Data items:

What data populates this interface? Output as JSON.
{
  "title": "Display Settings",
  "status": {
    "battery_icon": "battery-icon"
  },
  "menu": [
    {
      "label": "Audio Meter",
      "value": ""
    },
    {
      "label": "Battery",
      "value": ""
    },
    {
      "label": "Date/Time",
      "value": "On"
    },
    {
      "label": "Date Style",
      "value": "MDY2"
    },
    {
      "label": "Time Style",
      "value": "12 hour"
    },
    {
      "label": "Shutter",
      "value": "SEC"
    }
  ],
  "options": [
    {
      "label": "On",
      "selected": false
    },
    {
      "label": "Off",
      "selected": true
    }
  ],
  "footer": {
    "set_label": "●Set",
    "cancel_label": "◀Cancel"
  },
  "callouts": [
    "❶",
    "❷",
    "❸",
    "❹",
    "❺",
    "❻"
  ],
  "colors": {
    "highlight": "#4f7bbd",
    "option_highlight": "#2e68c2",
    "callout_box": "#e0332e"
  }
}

TO BE DONE - Repeat the data exactly. Leave nothing out.

OUTPUT FOR THIS EXERCISE -
What data populates this interface? Output as JSON.
{
  "title": "Display Settings",
  "status": {
    "battery_icon": "battery-icon"
  },
  "menu": [
    {
      "label": "Audio Meter",
      "value": ""
    },
    {
      "label": "Battery",
      "value": ""
    },
    {
      "label": "Date/Time",
      "value": "On"
    },
    {
      "label": "Date Style",
      "value": "MDY2"
    },
    {
      "label": "Time Style",
      "value": "12 hour"
    },
    {
      "label": "Shutter",
      "value": "SEC"
    }
  ],
  "options": [
    {
      "label": "On",
      "selected": false
    },
    {
      "label": "Off",
      "selected": true
    }
  ],
  "footer": {
    "set_label": "●Set",
    "cancel_label": "◀Cancel"
  },
  "callouts": [
    "❶",
    "❷",
    "❸",
    "❹",
    "❺",
    "❻"
  ],
  "colors": {
    "highlight": "#4f7bbd",
    "option_highlight": "#2e68c2",
    "callout_box": "#e0332e"
  }
}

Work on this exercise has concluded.